-- begin DATA --

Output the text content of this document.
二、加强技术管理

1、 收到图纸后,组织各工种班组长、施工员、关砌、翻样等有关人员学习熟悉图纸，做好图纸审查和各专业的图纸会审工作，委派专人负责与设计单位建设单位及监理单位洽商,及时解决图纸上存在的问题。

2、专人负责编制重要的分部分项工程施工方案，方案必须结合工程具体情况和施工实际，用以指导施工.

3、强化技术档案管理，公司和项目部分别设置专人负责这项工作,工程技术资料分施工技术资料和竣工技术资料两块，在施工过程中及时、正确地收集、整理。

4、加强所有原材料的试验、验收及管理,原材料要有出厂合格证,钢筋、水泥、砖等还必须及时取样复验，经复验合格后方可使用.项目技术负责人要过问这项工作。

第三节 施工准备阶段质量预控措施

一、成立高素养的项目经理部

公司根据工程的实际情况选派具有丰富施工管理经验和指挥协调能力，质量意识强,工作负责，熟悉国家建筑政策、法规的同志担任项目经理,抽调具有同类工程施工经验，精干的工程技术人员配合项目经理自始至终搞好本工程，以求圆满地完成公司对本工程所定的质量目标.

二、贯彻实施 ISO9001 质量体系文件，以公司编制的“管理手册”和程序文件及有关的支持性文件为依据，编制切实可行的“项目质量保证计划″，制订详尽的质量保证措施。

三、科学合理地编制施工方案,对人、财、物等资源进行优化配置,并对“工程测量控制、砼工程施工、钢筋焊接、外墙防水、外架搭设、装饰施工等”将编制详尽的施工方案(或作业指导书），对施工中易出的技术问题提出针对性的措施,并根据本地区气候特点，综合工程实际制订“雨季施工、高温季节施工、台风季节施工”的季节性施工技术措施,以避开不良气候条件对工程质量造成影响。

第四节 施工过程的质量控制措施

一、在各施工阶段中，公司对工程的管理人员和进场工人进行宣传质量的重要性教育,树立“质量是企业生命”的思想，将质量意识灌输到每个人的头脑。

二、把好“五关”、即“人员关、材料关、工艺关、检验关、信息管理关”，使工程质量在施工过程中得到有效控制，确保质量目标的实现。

-- end DATA --

> [WHAT IS EXPECTED]: The records above must be output exactly, in full.

> [TASK RESULT]:
Output the text content of this document.
二、加强技术管理

1、 收到图纸后,组织各工种班组长、施工员、关砌、翻样等有关人员学习熟悉图纸，做好图纸审查和各专业的图纸会审工作，委派专人负责与设计单位建设单位及监理单位洽商,及时解决图纸上存在的问题。

2、专人负责编制重要的分部分项工程施工方案，方案必须结合工程具体情况和施工实际，用以指导施工.

3、强化技术档案管理，公司和项目部分别设置专人负责这项工作,工程技术资料分施工技术资料和竣工技术资料两块，在施工过程中及时、正确地收集、整理。

4、加强所有原材料的试验、验收及管理,原材料要有出厂合格证,钢筋、水泥、砖等还必须及时取样复验，经复验合格后方可使用.项目技术负责人要过问这项工作。

第三节 施工准备阶段质量预控措施

一、成立高素养的项目经理部

公司根据工程的实际情况选派具有丰富施工管理经验和指挥协调能力，质量意识强,工作负责，熟悉国家建筑政策、法规的同志担任项目经理,抽调具有同类工程施工经验，精干的工程技术人员配合项目经理自始至终搞好本工程，以求圆满地完成公司对本工程所定的质量目标.

二、贯彻实施 ISO9001 质量体系文件，以公司编制的“管理手册”和程序文件及有关的支持性文件为依据，编制切实可行的“项目质量保证计划″，制订详尽的质量保证措施。

三、科学合理地编制施工方案,对人、财、物等资源进行优化配置,并对“工程测量控制、砼工程施工、钢筋焊接、外墙防水、外架搭设、装饰施工等”将编制详尽的施工方案(或作业指导书），对施工中易出的技术问题提出针对性的措施,并根据本地区气候特点，综合工程实际制订“雨季施工、高温季节施工、台风季节施工”的季节性施工技术措施,以避开不良气候条件对工程质量造成影响。

第四节 施工过程的质量控制措施

一、在各施工阶段中，公司对工程的管理人员和进场工人进行宣传质量的重要性教育,树立“质量是企业生命”的思想，将质量意识灌输到每个人的头脑。

二、把好“五关”、即“人员关、材料关、工艺关、检验关、信息管理关”，使工程质量在施工过程中得到有效控制，确保质量目标的实现。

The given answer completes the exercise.